Stated problem: The records should be repeated word for word, pictures excluded.

▽

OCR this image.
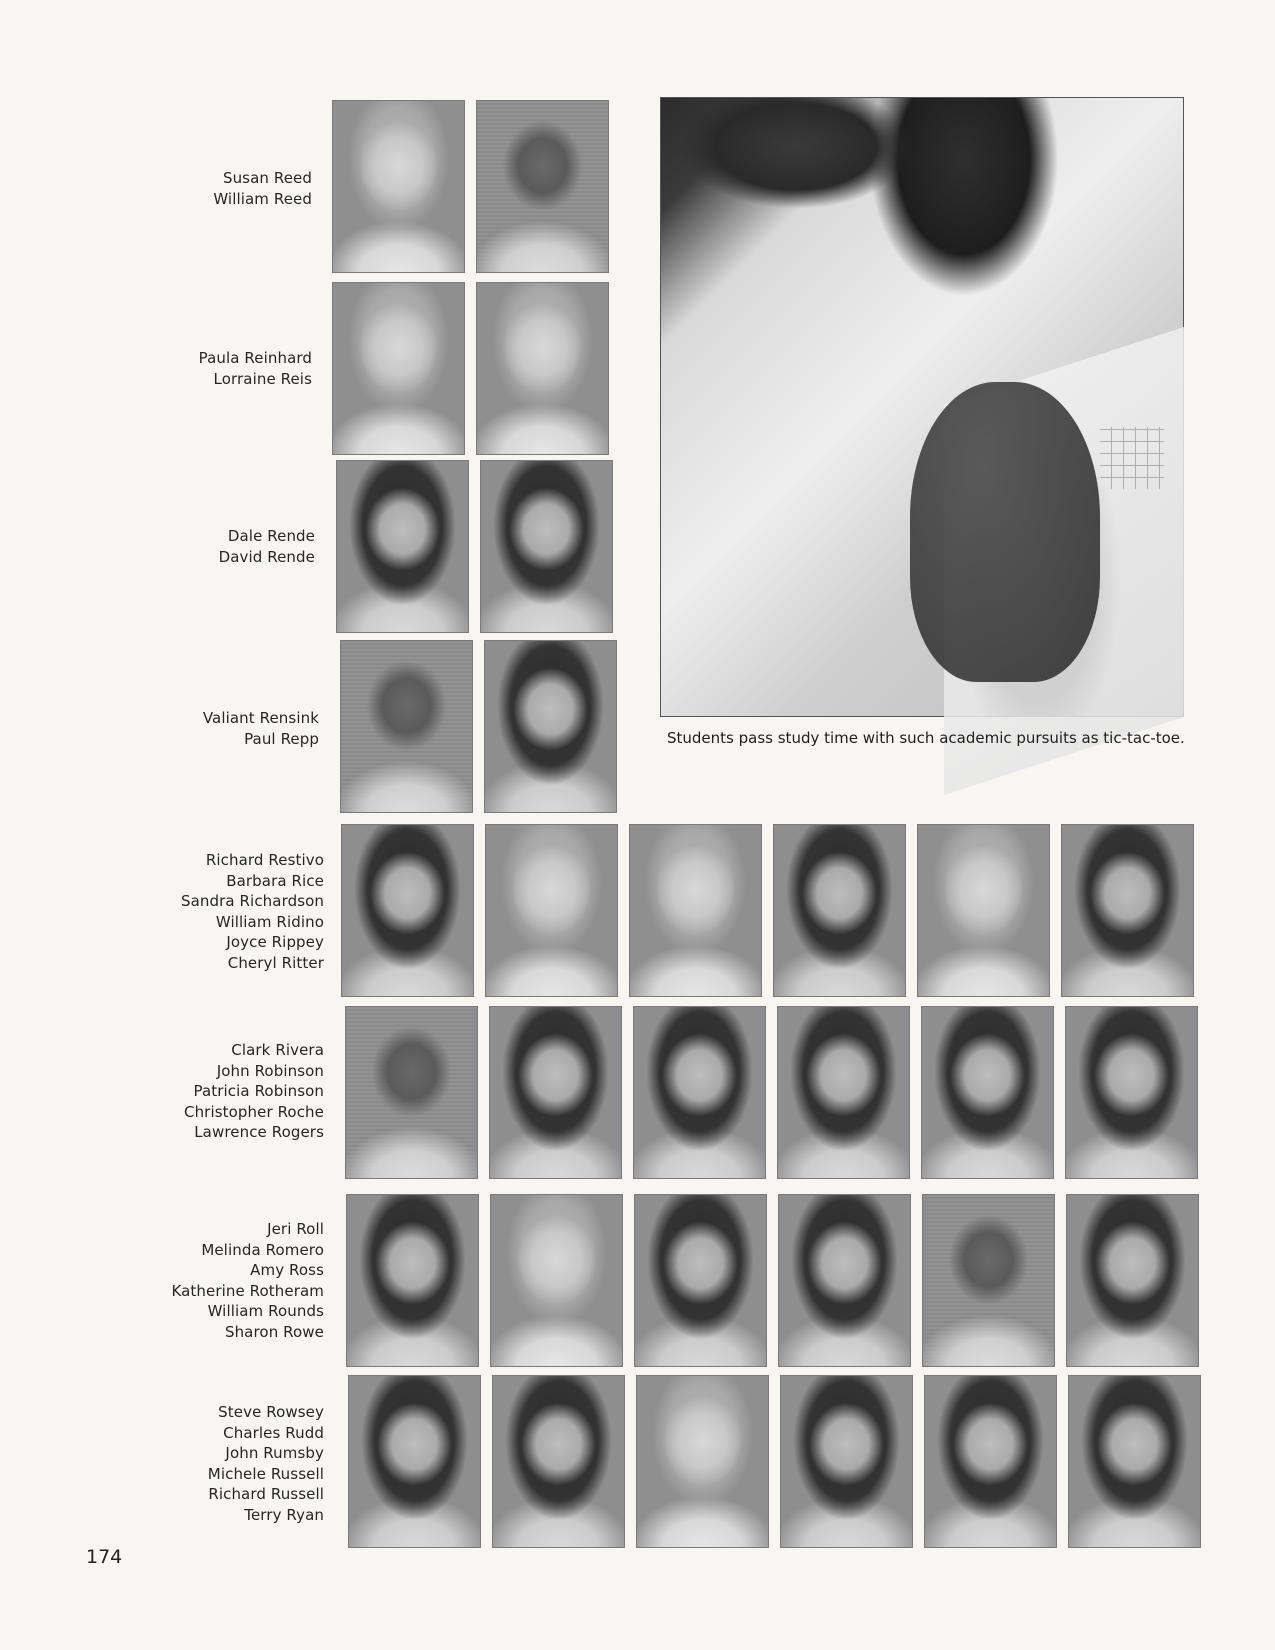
Susan Reed
William Reed
Paula Reinhard
Lorraine Reis
Dale Rende
David Rende
Valiant Rensink
Paul Repp	Students pass study time with such academic pursuits as tic-tac-toe.
Richard Restivo
Barbara Rice
Sandra Richardson
William Ridino
Joyce Rippey
Cheryl Ritter
Clark Rivera
John Robinson
Patricia Robinson
Christopher Roche
Lawrence Rogers
Jeri Roll
Melinda Romero
Amy Ross
Katherine Rotheram
William Rounds
Sharon Rowe
Steve Rowsey
Charles Rudd
John Rumsby
Michele Russell
Richard Russell
Terry Ryan
174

△

Response below:
OCR this image.
Susan Reed
William Reed
Paula Reinhard
Lorraine Reis
Dale Rende
David Rende
Valiant Rensink
Paul Repp	Students pass study time with such academic pursuits as tic-tac-toe.
Richard Restivo
Barbara Rice
Sandra Richardson
William Ridino
Joyce Rippey
Cheryl Ritter
Clark Rivera
John Robinson
Patricia Robinson
Christopher Roche
Lawrence Rogers
Jeri Roll
Melinda Romero
Amy Ross
Katherine Rotheram
William Rounds
Sharon Rowe
Steve Rowsey
Charles Rudd
John Rumsby
Michele Russell
Richard Russell
Terry Ryan
174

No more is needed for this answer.